Begin with the line that contains "Read out every word on this page." and transcribe each line after it, up to and including the last line of the listing below.

● ● ● ● ● ● ●

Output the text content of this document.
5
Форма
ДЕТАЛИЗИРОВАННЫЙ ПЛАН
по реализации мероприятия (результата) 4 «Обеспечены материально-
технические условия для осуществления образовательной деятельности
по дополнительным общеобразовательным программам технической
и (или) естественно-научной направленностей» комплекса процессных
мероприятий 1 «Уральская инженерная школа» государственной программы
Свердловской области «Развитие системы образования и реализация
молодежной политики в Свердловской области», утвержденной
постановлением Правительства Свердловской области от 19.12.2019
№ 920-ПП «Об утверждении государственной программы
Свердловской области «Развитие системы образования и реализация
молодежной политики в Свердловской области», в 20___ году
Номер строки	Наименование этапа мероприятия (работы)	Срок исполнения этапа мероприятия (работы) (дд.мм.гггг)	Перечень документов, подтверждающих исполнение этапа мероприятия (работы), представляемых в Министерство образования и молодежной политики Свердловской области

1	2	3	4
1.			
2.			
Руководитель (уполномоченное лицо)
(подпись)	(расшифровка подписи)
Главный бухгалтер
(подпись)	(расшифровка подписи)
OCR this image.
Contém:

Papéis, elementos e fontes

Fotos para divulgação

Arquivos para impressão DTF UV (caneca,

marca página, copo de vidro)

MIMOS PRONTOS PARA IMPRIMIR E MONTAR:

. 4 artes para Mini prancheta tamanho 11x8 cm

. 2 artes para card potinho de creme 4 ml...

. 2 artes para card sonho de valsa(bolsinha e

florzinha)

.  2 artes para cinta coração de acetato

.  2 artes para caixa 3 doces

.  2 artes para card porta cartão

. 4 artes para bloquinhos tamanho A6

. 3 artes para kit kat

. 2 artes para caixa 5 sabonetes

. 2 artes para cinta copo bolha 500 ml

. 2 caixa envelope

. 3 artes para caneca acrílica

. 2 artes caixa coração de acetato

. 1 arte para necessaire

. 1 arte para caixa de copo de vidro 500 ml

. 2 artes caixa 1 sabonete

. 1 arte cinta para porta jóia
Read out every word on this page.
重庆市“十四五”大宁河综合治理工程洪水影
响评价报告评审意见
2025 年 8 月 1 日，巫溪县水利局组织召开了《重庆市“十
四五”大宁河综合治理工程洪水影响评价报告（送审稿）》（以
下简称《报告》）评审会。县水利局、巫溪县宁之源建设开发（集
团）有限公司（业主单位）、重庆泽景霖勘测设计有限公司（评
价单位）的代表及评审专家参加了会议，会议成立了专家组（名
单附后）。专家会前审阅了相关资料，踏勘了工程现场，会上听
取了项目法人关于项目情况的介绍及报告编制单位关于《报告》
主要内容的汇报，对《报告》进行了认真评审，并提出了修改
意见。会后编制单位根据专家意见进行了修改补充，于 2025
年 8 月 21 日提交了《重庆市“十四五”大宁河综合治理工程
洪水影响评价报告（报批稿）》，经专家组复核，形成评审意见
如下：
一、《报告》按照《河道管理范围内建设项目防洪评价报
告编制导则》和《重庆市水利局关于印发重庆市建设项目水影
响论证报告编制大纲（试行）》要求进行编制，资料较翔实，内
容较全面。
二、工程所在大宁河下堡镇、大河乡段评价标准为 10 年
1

● ● ● ● ● ● ●

Response to the exercise:
Read out every word on this page.
重庆市“十四五”大宁河综合治理工程洪水影
响评价报告评审意见
2025 年 8 月 1 日，巫溪县水利局组织召开了《重庆市“十
四五”大宁河综合治理工程洪水影响评价报告（送审稿）》（以
下简称《报告》）评审会。县水利局、巫溪县宁之源建设开发（集
团）有限公司（业主单位）、重庆泽景霖勘测设计有限公司（评
价单位）的代表及评审专家参加了会议，会议成立了专家组（名
单附后）。专家会前审阅了相关资料，踏勘了工程现场，会上听
取了项目法人关于项目情况的介绍及报告编制单位关于《报告》
主要内容的汇报，对《报告》进行了认真评审，并提出了修改
意见。会后编制单位根据专家意见进行了修改补充，于 2025
年 8 月 21 日提交了《重庆市“十四五”大宁河综合治理工程
洪水影响评价报告（报批稿）》，经专家组复核，形成评审意见
如下：
一、《报告》按照《河道管理范围内建设项目防洪评价报
告编制导则》和《重庆市水利局关于印发重庆市建设项目水影
响论证报告编制大纲（试行）》要求进行编制，资料较翔实，内
容较全面。
二、工程所在大宁河下堡镇、大河乡段评价标准为 10 年
1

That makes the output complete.